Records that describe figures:
◇ ◇ ◇
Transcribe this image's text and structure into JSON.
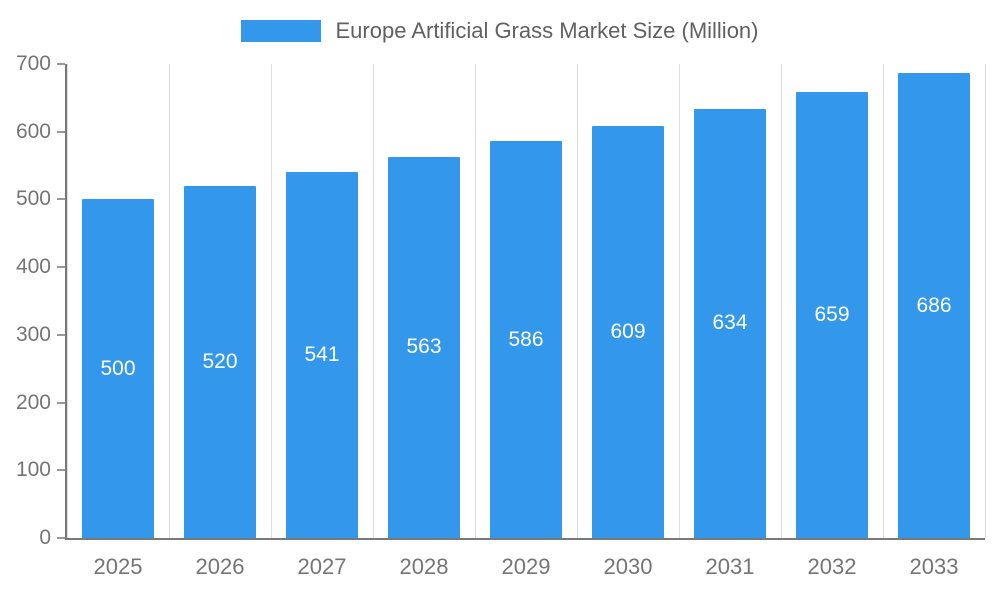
{
  "chart_data": {
    "type": "bar",
    "title": "Europe Artificial Grass Market Size (Million)",
    "categories": [
      "2025",
      "2026",
      "2027",
      "2028",
      "2029",
      "2030",
      "2031",
      "2032",
      "2033"
    ],
    "values": [
      500,
      520,
      541,
      563,
      586,
      609,
      634,
      659,
      686
    ],
    "xlabel": "",
    "ylabel": "",
    "ylim": [
      0,
      700
    ],
    "ytick_step": 100,
    "grid": "vertical",
    "legend_position": "top",
    "colors": {
      "bar": "#3398EC",
      "value_label": "#FFFFFF",
      "axis_label": "#757575",
      "title_text": "#616161",
      "gridline": "#DEDEDE",
      "axis_line": "#787878"
    }
  }
}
◇ ◇ ◇
- Task prompt: Skipping the pictures, transcribe each line above exactly as it appears.

- Reply to the task:
Transcribe this image's text and structure into JSON.
{
  "chart_data": {
    "type": "bar",
    "title": "Europe Artificial Grass Market Size (Million)",
    "categories": [
      "2025",
      "2026",
      "2027",
      "2028",
      "2029",
      "2030",
      "2031",
      "2032",
      "2033"
    ],
    "values": [
      500,
      520,
      541,
      563,
      586,
      609,
      634,
      659,
      686
    ],
    "xlabel": "",
    "ylabel": "",
    "ylim": [
      0,
      700
    ],
    "ytick_step": 100,
    "grid": "vertical",
    "legend_position": "top",
    "colors": {
      "bar": "#3398EC",
      "value_label": "#FFFFFF",
      "axis_label": "#757575",
      "title_text": "#616161",
      "gridline": "#DEDEDE",
      "axis_line": "#787878"
    }
  }
}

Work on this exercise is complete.